MATERIAL FOR THE TASK:
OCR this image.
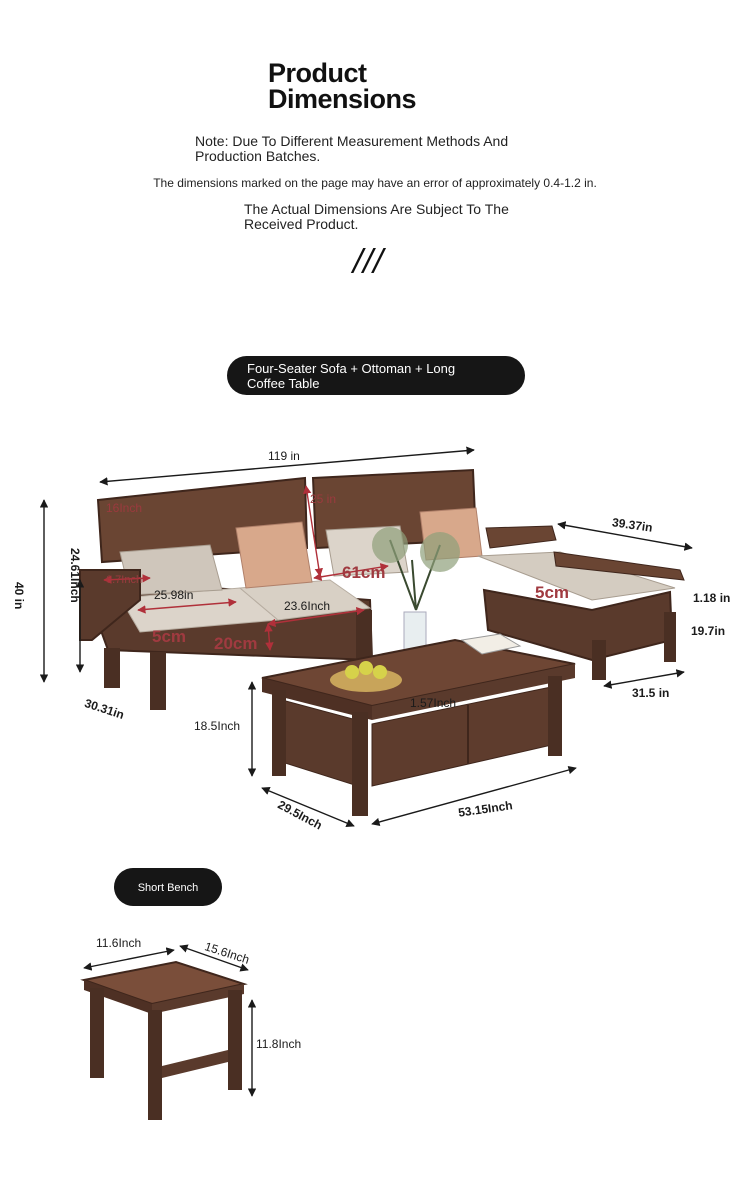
Product
Dimensions
Note: Due To Different Measurement Methods And
Production Batches.
The dimensions marked on the page may have an error of approximately 0.4-1.2 in.
The Actual Dimensions Are Subject To The
Received Product.
///
Four-Seater Sofa + Ottoman + Long
Coffee Table
119 in
25 in
16Inch
40 in	24.61Inch 6.7Inch
25.98in
23.6Inch
61cm
5cm
20cm
5cm
39.37in
1.18 in
19.7in
31.5 in
30.31in
18.5Inch
1.57Inch
29.5Inch	53.15Inch
Short Bench
11.6Inch	15.6Inch
11.8Inch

REQUIREMENT:
Without the pictures, repeat all the records word for word.

WRITTEN REPLY:
OCR this image.
Product
Dimensions
Note: Due To Different Measurement Methods And
Production Batches.
The dimensions marked on the page may have an error of approximately 0.4-1.2 in.
The Actual Dimensions Are Subject To The
Received Product.
///
Four-Seater Sofa + Ottoman + Long
Coffee Table
119 in
25 in
16Inch
40 in	24.61Inch 6.7Inch
25.98in
23.6Inch
61cm
5cm
20cm
5cm
39.37in
1.18 in
19.7in
31.5 in
30.31in
18.5Inch
1.57Inch
29.5Inch	53.15Inch
Short Bench
11.6Inch	15.6Inch
11.8Inch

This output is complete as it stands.